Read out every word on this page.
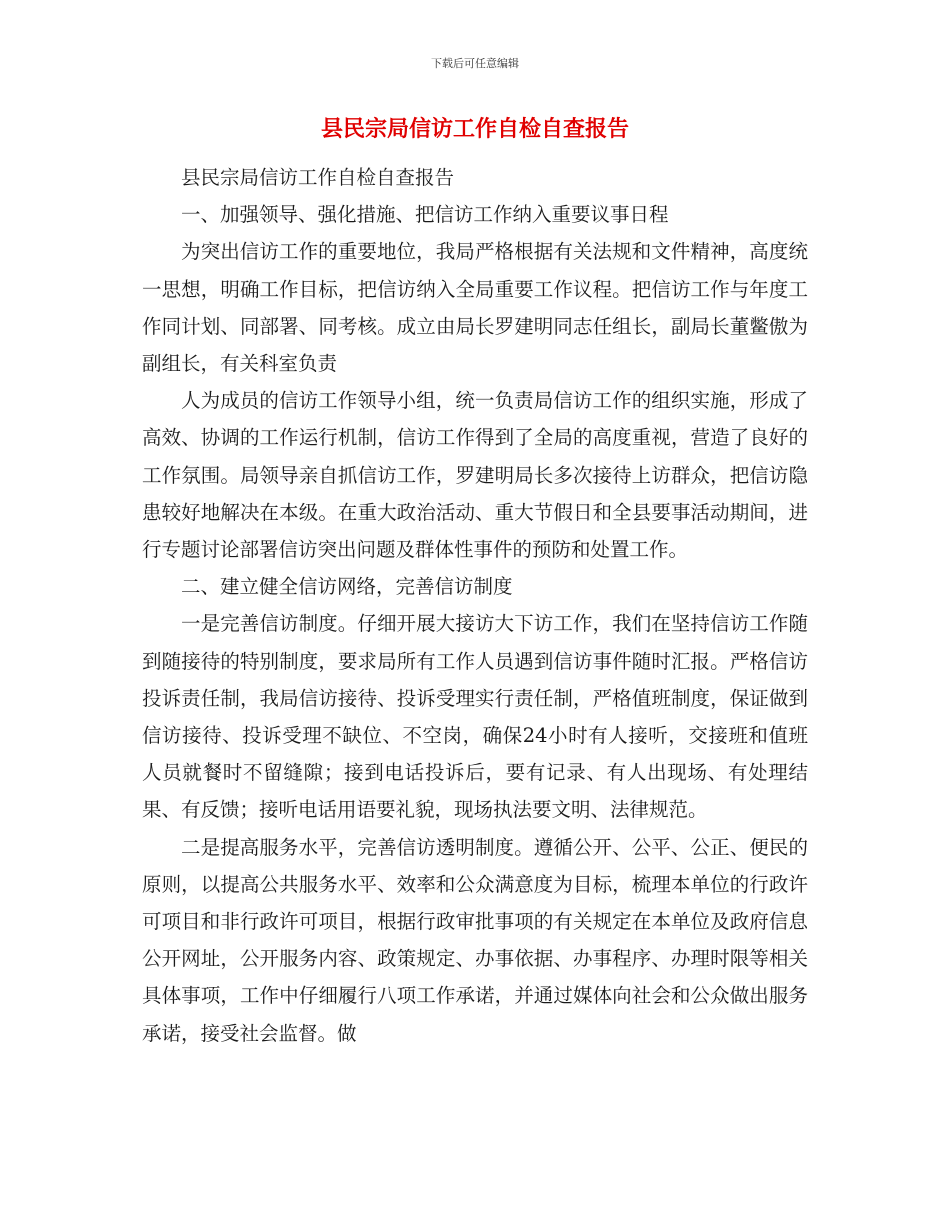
下载后可任意编辑
县民宗局信访工作自检自查报告

县民宗局信访工作自检自查报告

一、加强领导、强化措施、把信访工作纳入重要议事日程

为突出信访工作的重要地位，我局严格根据有关法规和文件精神，高度统一思想，明确工作目标，把信访纳入全局重要工作议程。把信访工作与年度工作同计划、同部署、同考核。成立由局长罗建明同志任组长，副局长董鳖傲为副组长，有关科室负责

人为成员的信访工作领导小组，统一负责局信访工作的组织实施，形成了高效、协调的工作运行机制，信访工作得到了全局的高度重视，营造了良好的工作氛围。局领导亲自抓信访工作，罗建明局长多次接待上访群众，把信访隐患较好地解决在本级。在重大政治活动、重大节假日和全县要事活动期间，进行专题讨论部署信访突出问题及群体性事件的预防和处置工作。

二、建立健全信访网络，完善信访制度

一是完善信访制度。仔细开展大接访大下访工作，我们在坚持信访工作随到随接待的特别制度，要求局所有工作人员遇到信访事件随时汇报。严格信访投诉责任制，我局信访接待、投诉受理实行责任制，严格值班制度，保证做到信访接待、投诉受理不缺位、不空岗，确保24小时有人接听，交接班和值班人员就餐时不留缝隙；接到电话投诉后，要有记录、有人出现场、有处理结果、有反馈；接听电话用语要礼貌，现场执法要文明、法律规范。

二是提高服务水平，完善信访透明制度。遵循公开、公平、公正、便民的原则，以提高公共服务水平、效率和公众满意度为目标，梳理本单位的行政许可项目和非行政许可项目，根据行政审批事项的有关规定在本单位及政府信息公开网址，公开服务内容、政策规定、办事依据、办事程序、办理时限等相关具体事项，工作中仔细履行八项工作承诺，并通过媒体向社会和公众做出服务承诺，接受社会监督。做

────────────────

INSTRUCTION:
Would you return the data exactly as written, without the pictures?

EXERCISE ANSWER:
Read out every word on this page.
下载后可任意编辑
县民宗局信访工作自检自查报告

县民宗局信访工作自检自查报告

一、加强领导、强化措施、把信访工作纳入重要议事日程

为突出信访工作的重要地位，我局严格根据有关法规和文件精神，高度统一思想，明确工作目标，把信访纳入全局重要工作议程。把信访工作与年度工作同计划、同部署、同考核。成立由局长罗建明同志任组长，副局长董鳖傲为副组长，有关科室负责

人为成员的信访工作领导小组，统一负责局信访工作的组织实施，形成了高效、协调的工作运行机制，信访工作得到了全局的高度重视，营造了良好的工作氛围。局领导亲自抓信访工作，罗建明局长多次接待上访群众，把信访隐患较好地解决在本级。在重大政治活动、重大节假日和全县要事活动期间，进行专题讨论部署信访突出问题及群体性事件的预防和处置工作。

二、建立健全信访网络，完善信访制度

一是完善信访制度。仔细开展大接访大下访工作，我们在坚持信访工作随到随接待的特别制度，要求局所有工作人员遇到信访事件随时汇报。严格信访投诉责任制，我局信访接待、投诉受理实行责任制，严格值班制度，保证做到信访接待、投诉受理不缺位、不空岗，确保24小时有人接听，交接班和值班人员就餐时不留缝隙；接到电话投诉后，要有记录、有人出现场、有处理结果、有反馈；接听电话用语要礼貌，现场执法要文明、法律规范。

二是提高服务水平，完善信访透明制度。遵循公开、公平、公正、便民的原则，以提高公共服务水平、效率和公众满意度为目标，梳理本单位的行政许可项目和非行政许可项目，根据行政审批事项的有关规定在本单位及政府信息公开网址，公开服务内容、政策规定、办事依据、办事程序、办理时限等相关具体事项，工作中仔细履行八项工作承诺，并通过媒体向社会和公众做出服务承诺，接受社会监督。做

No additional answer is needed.